**Given request:** Check each line of the entries below for the string "title" and state how many lines have it, with no other text.

**Available data:**
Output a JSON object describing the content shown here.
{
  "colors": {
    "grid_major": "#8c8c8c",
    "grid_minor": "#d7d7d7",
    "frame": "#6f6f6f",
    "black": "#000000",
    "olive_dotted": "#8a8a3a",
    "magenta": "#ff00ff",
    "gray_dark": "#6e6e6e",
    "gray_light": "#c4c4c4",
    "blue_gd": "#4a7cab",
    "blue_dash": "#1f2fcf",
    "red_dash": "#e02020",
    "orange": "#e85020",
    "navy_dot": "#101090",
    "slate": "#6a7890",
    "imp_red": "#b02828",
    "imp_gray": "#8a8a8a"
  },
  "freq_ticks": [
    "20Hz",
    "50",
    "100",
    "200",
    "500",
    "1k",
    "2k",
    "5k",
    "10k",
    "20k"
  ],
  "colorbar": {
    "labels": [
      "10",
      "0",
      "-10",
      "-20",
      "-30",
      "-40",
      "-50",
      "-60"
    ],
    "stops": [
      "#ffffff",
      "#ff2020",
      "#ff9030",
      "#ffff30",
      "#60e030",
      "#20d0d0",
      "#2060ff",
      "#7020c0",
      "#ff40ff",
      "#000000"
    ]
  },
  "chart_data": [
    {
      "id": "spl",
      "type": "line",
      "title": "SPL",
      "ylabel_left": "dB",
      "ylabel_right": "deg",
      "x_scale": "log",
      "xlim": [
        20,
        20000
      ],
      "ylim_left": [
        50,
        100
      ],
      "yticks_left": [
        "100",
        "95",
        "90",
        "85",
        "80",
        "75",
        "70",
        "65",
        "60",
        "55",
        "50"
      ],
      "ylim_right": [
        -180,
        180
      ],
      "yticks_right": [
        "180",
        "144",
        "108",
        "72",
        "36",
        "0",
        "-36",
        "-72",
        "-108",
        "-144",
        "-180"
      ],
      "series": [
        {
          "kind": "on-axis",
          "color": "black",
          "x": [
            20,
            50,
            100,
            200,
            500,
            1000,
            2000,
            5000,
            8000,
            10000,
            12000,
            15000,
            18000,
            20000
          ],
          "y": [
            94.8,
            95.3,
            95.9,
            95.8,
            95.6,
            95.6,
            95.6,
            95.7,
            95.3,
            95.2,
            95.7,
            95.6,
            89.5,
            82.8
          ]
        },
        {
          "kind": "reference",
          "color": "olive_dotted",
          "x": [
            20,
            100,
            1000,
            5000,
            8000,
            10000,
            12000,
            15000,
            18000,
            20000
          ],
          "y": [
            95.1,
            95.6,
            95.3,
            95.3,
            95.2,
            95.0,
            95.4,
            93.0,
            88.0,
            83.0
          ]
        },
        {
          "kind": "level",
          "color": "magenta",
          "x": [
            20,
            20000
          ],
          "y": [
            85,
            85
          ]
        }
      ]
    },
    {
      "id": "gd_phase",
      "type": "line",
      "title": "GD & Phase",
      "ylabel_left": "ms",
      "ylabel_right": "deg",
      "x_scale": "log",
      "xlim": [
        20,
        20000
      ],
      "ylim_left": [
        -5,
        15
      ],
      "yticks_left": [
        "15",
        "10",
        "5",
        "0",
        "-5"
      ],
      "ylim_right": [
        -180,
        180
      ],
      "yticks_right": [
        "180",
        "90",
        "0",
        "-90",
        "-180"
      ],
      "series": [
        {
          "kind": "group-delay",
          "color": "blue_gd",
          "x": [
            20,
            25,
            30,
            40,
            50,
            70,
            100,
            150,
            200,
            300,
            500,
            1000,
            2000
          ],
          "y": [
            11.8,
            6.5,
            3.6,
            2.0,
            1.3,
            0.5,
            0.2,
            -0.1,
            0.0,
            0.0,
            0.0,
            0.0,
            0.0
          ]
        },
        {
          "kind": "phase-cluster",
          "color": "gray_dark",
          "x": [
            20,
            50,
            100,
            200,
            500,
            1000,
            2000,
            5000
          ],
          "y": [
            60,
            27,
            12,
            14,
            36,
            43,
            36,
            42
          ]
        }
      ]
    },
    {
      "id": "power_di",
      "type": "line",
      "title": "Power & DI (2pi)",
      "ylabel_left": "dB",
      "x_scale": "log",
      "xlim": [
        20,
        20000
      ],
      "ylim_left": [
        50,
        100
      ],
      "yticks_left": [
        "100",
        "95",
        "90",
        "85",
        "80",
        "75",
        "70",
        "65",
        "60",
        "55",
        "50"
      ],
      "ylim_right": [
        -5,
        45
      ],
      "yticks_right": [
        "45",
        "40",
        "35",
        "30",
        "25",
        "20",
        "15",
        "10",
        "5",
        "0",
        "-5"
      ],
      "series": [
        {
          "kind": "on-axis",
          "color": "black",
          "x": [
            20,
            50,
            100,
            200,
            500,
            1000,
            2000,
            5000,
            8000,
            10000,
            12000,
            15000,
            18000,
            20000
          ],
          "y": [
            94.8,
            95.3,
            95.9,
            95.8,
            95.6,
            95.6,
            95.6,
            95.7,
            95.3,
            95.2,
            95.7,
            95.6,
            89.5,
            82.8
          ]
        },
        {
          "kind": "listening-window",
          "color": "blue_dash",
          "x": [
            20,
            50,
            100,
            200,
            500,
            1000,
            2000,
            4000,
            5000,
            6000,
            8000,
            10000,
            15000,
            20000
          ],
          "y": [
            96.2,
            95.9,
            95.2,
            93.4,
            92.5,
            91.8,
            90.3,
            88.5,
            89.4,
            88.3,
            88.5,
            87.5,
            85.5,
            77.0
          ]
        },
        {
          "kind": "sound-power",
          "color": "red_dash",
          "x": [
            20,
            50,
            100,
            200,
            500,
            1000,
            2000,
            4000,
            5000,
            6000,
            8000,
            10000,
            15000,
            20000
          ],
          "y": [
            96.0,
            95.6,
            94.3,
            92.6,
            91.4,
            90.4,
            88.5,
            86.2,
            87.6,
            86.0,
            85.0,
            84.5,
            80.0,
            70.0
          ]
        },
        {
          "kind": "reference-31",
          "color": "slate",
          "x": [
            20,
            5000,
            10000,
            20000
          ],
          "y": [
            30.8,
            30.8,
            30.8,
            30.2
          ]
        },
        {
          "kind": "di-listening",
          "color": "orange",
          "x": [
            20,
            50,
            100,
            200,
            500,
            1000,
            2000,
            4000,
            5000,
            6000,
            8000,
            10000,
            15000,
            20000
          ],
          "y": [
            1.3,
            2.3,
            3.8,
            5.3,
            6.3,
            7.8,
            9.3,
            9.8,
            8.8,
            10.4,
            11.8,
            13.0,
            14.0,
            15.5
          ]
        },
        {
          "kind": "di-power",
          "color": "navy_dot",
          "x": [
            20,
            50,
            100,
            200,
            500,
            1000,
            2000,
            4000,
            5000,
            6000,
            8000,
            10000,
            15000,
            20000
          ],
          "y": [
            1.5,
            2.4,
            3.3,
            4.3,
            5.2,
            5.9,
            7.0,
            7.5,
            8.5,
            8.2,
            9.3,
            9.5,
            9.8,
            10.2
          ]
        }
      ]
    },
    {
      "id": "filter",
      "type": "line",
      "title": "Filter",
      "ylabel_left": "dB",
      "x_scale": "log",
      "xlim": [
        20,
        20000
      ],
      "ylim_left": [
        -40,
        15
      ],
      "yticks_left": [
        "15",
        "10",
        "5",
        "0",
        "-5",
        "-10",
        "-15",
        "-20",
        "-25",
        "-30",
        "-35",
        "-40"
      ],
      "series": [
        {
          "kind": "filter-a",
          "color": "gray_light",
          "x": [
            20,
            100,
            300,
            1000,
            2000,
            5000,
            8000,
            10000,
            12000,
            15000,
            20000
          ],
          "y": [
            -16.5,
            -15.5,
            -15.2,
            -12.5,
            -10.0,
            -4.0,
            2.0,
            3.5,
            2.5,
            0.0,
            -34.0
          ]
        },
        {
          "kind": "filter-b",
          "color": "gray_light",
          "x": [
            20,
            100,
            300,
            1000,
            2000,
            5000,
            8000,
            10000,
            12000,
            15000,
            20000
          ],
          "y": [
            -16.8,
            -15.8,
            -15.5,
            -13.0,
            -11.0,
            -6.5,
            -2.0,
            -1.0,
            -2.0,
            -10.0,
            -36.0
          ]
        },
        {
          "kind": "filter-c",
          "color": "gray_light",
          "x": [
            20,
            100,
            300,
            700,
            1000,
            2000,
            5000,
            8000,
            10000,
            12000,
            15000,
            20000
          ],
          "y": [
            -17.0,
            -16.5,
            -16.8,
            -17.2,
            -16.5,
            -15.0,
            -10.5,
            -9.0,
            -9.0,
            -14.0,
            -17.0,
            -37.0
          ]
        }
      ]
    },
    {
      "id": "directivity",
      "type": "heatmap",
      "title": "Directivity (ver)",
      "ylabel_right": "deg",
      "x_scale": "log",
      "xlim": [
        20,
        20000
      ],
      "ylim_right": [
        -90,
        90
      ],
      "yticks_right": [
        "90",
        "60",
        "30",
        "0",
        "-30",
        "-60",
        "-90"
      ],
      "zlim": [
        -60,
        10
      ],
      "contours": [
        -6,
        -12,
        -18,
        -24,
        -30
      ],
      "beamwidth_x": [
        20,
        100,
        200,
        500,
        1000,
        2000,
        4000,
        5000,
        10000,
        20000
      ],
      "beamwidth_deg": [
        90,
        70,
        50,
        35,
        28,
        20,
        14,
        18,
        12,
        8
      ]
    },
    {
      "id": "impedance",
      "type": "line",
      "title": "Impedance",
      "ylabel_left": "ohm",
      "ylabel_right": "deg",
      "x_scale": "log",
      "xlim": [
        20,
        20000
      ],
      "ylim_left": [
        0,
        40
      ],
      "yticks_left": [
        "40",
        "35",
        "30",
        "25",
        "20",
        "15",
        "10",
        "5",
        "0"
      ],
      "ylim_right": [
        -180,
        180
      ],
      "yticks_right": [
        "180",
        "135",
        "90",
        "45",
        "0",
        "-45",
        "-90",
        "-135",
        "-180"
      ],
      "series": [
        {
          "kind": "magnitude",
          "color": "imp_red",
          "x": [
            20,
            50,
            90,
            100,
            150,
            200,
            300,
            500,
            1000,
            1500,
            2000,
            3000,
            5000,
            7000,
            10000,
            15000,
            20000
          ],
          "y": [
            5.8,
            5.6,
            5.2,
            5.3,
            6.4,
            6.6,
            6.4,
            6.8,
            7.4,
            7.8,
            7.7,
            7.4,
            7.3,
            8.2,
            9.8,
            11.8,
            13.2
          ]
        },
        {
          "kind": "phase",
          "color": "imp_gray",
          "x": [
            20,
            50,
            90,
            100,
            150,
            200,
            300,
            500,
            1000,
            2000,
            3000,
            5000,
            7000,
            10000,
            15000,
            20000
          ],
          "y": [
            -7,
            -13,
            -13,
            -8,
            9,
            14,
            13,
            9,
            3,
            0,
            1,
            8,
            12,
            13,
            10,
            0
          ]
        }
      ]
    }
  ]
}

**Answer to this problem:** 6